## [WHAT TO DO]
Will you output the entries below exactly, skipping every image they contain?

** Start of PROVIDED DATA **

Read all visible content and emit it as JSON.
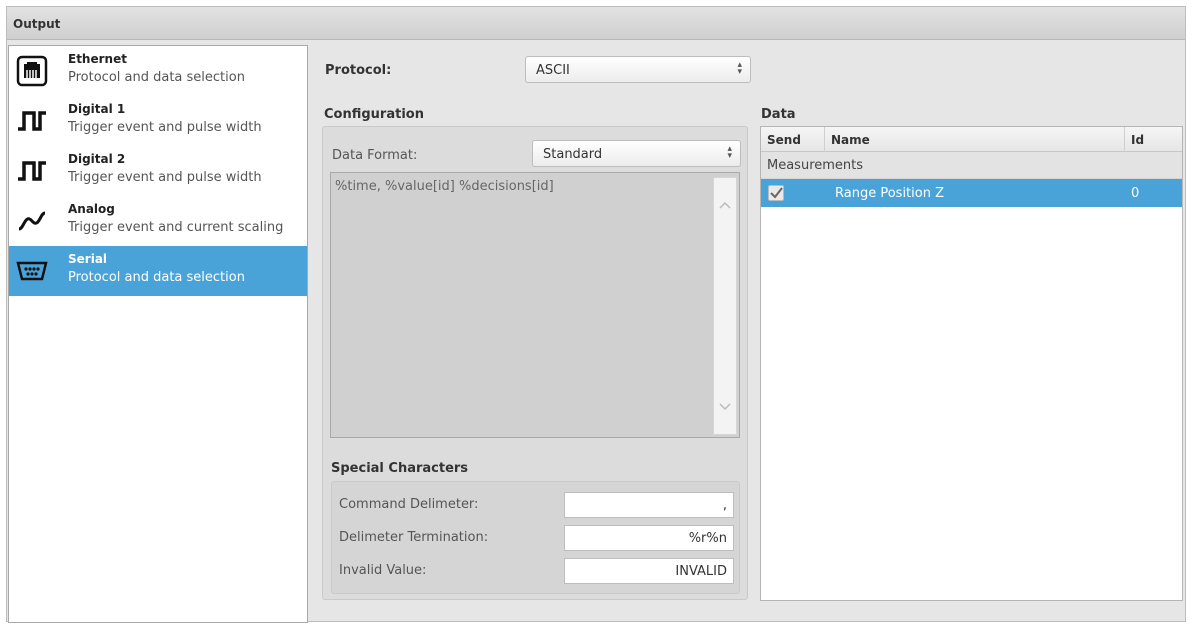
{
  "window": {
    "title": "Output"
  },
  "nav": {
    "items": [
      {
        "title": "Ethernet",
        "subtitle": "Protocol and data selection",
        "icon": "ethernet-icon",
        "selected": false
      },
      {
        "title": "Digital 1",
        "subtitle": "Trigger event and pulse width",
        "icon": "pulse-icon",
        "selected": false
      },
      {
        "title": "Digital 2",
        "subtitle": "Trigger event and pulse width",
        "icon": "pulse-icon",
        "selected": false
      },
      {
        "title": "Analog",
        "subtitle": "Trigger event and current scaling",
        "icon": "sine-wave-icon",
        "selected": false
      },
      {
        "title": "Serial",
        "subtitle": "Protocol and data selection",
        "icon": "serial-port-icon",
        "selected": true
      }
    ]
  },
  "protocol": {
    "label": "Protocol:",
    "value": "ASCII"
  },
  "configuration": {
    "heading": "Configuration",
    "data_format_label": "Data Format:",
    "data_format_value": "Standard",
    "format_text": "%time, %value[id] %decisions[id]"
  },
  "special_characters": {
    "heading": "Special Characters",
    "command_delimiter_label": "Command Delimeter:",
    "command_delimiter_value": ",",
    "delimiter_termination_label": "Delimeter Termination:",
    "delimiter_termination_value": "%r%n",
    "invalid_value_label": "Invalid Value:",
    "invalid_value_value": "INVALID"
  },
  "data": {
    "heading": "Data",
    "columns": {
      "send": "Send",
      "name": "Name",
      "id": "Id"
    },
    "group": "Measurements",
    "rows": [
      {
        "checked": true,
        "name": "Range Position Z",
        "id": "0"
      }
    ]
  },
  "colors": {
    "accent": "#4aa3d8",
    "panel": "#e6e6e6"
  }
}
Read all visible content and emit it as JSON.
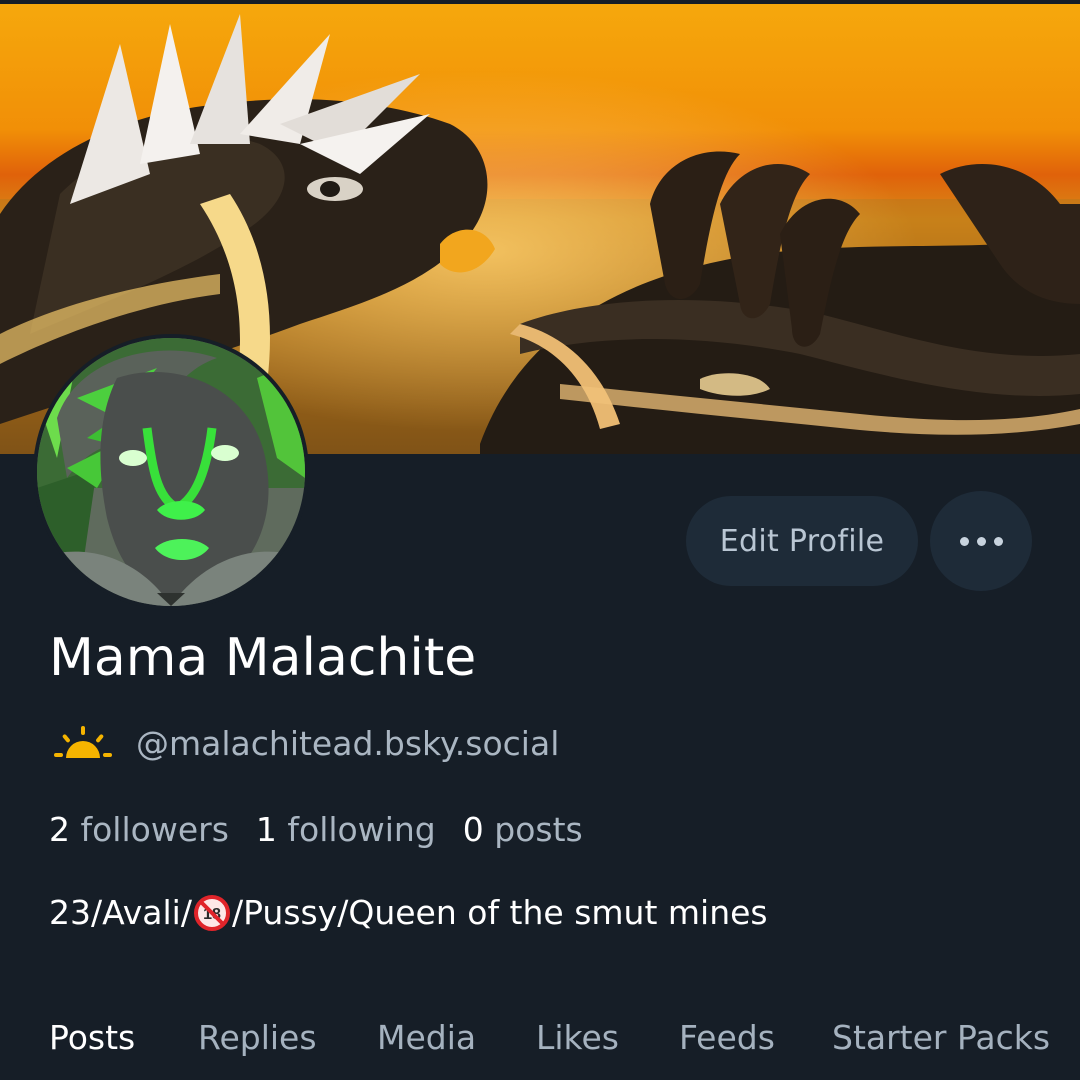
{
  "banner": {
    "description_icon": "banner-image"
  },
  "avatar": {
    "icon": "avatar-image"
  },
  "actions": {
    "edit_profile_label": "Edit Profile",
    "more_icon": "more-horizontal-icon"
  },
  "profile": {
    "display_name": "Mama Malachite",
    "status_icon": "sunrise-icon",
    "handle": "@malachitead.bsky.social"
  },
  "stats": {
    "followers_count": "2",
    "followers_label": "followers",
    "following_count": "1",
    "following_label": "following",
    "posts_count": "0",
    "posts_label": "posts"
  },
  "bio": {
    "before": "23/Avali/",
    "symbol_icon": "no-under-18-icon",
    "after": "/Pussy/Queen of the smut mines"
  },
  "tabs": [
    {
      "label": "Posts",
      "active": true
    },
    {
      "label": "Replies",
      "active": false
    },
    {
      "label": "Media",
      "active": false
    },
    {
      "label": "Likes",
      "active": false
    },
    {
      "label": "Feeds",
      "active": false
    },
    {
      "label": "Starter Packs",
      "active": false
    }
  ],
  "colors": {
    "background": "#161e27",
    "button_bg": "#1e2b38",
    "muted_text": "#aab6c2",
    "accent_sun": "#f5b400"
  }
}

** End of PROVIDED DATA **

## [ANSWER TO THE TASK]
Read all visible content and emit it as JSON.
{
  "window": {
    "title": "Output"
  },
  "nav": {
    "items": [
      {
        "title": "Ethernet",
        "subtitle": "Protocol and data selection",
        "icon": "ethernet-icon",
        "selected": false
      },
      {
        "title": "Digital 1",
        "subtitle": "Trigger event and pulse width",
        "icon": "pulse-icon",
        "selected": false
      },
      {
        "title": "Digital 2",
        "subtitle": "Trigger event and pulse width",
        "icon": "pulse-icon",
        "selected": false
      },
      {
        "title": "Analog",
        "subtitle": "Trigger event and current scaling",
        "icon": "sine-wave-icon",
        "selected": false
      },
      {
        "title": "Serial",
        "subtitle": "Protocol and data selection",
        "icon": "serial-port-icon",
        "selected": true
      }
    ]
  },
  "protocol": {
    "label": "Protocol:",
    "value": "ASCII"
  },
  "configuration": {
    "heading": "Configuration",
    "data_format_label": "Data Format:",
    "data_format_value": "Standard",
    "format_text": "%time, %value[id] %decisions[id]"
  },
  "special_characters": {
    "heading": "Special Characters",
    "command_delimiter_label": "Command Delimeter:",
    "command_delimiter_value": ",",
    "delimiter_termination_label": "Delimeter Termination:",
    "delimiter_termination_value": "%r%n",
    "invalid_value_label": "Invalid Value:",
    "invalid_value_value": "INVALID"
  },
  "data": {
    "heading": "Data",
    "columns": {
      "send": "Send",
      "name": "Name",
      "id": "Id"
    },
    "group": "Measurements",
    "rows": [
      {
        "checked": true,
        "name": "Range Position Z",
        "id": "0"
      }
    ]
  },
  "colors": {
    "accent": "#4aa3d8",
    "panel": "#e6e6e6"
  }
}
Read all visible content and emit it as JSON.
{
  "banner": {
    "description_icon": "banner-image"
  },
  "avatar": {
    "icon": "avatar-image"
  },
  "actions": {
    "edit_profile_label": "Edit Profile",
    "more_icon": "more-horizontal-icon"
  },
  "profile": {
    "display_name": "Mama Malachite",
    "status_icon": "sunrise-icon",
    "handle": "@malachitead.bsky.social"
  },
  "stats": {
    "followers_count": "2",
    "followers_label": "followers",
    "following_count": "1",
    "following_label": "following",
    "posts_count": "0",
    "posts_label": "posts"
  },
  "bio": {
    "before": "23/Avali/",
    "symbol_icon": "no-under-18-icon",
    "after": "/Pussy/Queen of the smut mines"
  },
  "tabs": [
    {
      "label": "Posts",
      "active": true
    },
    {
      "label": "Replies",
      "active": false
    },
    {
      "label": "Media",
      "active": false
    },
    {
      "label": "Likes",
      "active": false
    },
    {
      "label": "Feeds",
      "active": false
    },
    {
      "label": "Starter Packs",
      "active": false
    }
  ],
  "colors": {
    "background": "#161e27",
    "button_bg": "#1e2b38",
    "muted_text": "#aab6c2",
    "accent_sun": "#f5b400"
  }
}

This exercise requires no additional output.